_Task description_
Reproduce the following material exactly, including every line.

_Input data_
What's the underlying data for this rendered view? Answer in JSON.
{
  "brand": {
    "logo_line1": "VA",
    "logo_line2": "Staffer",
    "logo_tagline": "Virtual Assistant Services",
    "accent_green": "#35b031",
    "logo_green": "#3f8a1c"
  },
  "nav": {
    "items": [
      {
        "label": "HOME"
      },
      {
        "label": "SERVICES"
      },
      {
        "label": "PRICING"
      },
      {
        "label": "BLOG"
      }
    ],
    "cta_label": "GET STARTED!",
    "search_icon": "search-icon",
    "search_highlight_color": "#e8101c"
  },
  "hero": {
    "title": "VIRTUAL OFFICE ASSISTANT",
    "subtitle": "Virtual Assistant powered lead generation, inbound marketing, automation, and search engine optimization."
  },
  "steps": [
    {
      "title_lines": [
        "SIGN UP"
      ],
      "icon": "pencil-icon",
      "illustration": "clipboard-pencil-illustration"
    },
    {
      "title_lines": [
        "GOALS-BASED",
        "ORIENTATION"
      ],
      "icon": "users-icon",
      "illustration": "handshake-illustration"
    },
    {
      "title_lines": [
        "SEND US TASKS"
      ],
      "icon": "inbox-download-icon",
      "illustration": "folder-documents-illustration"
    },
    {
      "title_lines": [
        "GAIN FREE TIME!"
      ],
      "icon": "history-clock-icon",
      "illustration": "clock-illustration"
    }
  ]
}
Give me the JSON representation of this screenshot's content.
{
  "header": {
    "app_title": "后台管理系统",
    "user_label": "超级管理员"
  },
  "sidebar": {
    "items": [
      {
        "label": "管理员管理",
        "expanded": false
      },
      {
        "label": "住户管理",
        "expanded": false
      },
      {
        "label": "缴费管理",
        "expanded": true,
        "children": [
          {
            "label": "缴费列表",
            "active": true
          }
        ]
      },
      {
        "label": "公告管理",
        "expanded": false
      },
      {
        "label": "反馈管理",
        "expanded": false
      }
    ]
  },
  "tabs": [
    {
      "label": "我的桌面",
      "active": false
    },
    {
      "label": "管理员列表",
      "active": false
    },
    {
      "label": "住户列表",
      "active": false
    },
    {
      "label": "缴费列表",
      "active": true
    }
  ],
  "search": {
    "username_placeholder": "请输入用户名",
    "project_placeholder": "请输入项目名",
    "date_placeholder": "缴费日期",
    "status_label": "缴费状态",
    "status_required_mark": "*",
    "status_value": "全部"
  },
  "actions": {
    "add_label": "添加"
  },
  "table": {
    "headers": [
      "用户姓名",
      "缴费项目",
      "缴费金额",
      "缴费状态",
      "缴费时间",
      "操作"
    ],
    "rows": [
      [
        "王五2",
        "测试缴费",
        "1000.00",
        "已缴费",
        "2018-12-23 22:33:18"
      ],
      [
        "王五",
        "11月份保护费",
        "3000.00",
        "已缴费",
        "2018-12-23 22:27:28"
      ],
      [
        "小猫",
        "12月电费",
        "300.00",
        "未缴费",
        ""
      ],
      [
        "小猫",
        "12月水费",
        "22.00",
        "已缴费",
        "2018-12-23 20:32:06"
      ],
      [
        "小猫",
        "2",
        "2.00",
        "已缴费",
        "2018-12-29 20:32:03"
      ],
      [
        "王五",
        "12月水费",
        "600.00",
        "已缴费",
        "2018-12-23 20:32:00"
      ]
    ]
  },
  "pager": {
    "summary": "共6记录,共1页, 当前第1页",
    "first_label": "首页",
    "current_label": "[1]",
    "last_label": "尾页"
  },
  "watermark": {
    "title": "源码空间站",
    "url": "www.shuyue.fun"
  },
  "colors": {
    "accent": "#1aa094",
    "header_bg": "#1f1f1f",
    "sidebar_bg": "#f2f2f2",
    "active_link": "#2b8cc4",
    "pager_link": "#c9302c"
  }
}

_Task result_
What's the underlying data for this rendered view? Answer in JSON.
{
  "brand": {
    "logo_line1": "VA",
    "logo_line2": "Staffer",
    "logo_tagline": "Virtual Assistant Services",
    "accent_green": "#35b031",
    "logo_green": "#3f8a1c"
  },
  "nav": {
    "items": [
      {
        "label": "HOME"
      },
      {
        "label": "SERVICES"
      },
      {
        "label": "PRICING"
      },
      {
        "label": "BLOG"
      }
    ],
    "cta_label": "GET STARTED!",
    "search_icon": "search-icon",
    "search_highlight_color": "#e8101c"
  },
  "hero": {
    "title": "VIRTUAL OFFICE ASSISTANT",
    "subtitle": "Virtual Assistant powered lead generation, inbound marketing, automation, and search engine optimization."
  },
  "steps": [
    {
      "title_lines": [
        "SIGN UP"
      ],
      "icon": "pencil-icon",
      "illustration": "clipboard-pencil-illustration"
    },
    {
      "title_lines": [
        "GOALS-BASED",
        "ORIENTATION"
      ],
      "icon": "users-icon",
      "illustration": "handshake-illustration"
    },
    {
      "title_lines": [
        "SEND US TASKS"
      ],
      "icon": "inbox-download-icon",
      "illustration": "folder-documents-illustration"
    },
    {
      "title_lines": [
        "GAIN FREE TIME!"
      ],
      "icon": "history-clock-icon",
      "illustration": "clock-illustration"
    }
  ]
}
Give me the JSON representation of this screenshot's content.
{
  "header": {
    "app_title": "后台管理系统",
    "user_label": "超级管理员"
  },
  "sidebar": {
    "items": [
      {
        "label": "管理员管理",
        "expanded": false
      },
      {
        "label": "住户管理",
        "expanded": false
      },
      {
        "label": "缴费管理",
        "expanded": true,
        "children": [
          {
            "label": "缴费列表",
            "active": true
          }
        ]
      },
      {
        "label": "公告管理",
        "expanded": false
      },
      {
        "label": "反馈管理",
        "expanded": false
      }
    ]
  },
  "tabs": [
    {
      "label": "我的桌面",
      "active": false
    },
    {
      "label": "管理员列表",
      "active": false
    },
    {
      "label": "住户列表",
      "active": false
    },
    {
      "label": "缴费列表",
      "active": true
    }
  ],
  "search": {
    "username_placeholder": "请输入用户名",
    "project_placeholder": "请输入项目名",
    "date_placeholder": "缴费日期",
    "status_label": "缴费状态",
    "status_required_mark": "*",
    "status_value": "全部"
  },
  "actions": {
    "add_label": "添加"
  },
  "table": {
    "headers": [
      "用户姓名",
      "缴费项目",
      "缴费金额",
      "缴费状态",
      "缴费时间",
      "操作"
    ],
    "rows": [
      [
        "王五2",
        "测试缴费",
        "1000.00",
        "已缴费",
        "2018-12-23 22:33:18"
      ],
      [
        "王五",
        "11月份保护费",
        "3000.00",
        "已缴费",
        "2018-12-23 22:27:28"
      ],
      [
        "小猫",
        "12月电费",
        "300.00",
        "未缴费",
        ""
      ],
      [
        "小猫",
        "12月水费",
        "22.00",
        "已缴费",
        "2018-12-23 20:32:06"
      ],
      [
        "小猫",
        "2",
        "2.00",
        "已缴费",
        "2018-12-29 20:32:03"
      ],
      [
        "王五",
        "12月水费",
        "600.00",
        "已缴费",
        "2018-12-23 20:32:00"
      ]
    ]
  },
  "pager": {
    "summary": "共6记录,共1页, 当前第1页",
    "first_label": "首页",
    "current_label": "[1]",
    "last_label": "尾页"
  },
  "watermark": {
    "title": "源码空间站",
    "url": "www.shuyue.fun"
  },
  "colors": {
    "accent": "#1aa094",
    "header_bg": "#1f1f1f",
    "sidebar_bg": "#f2f2f2",
    "active_link": "#2b8cc4",
    "pager_link": "#c9302c"
  }
}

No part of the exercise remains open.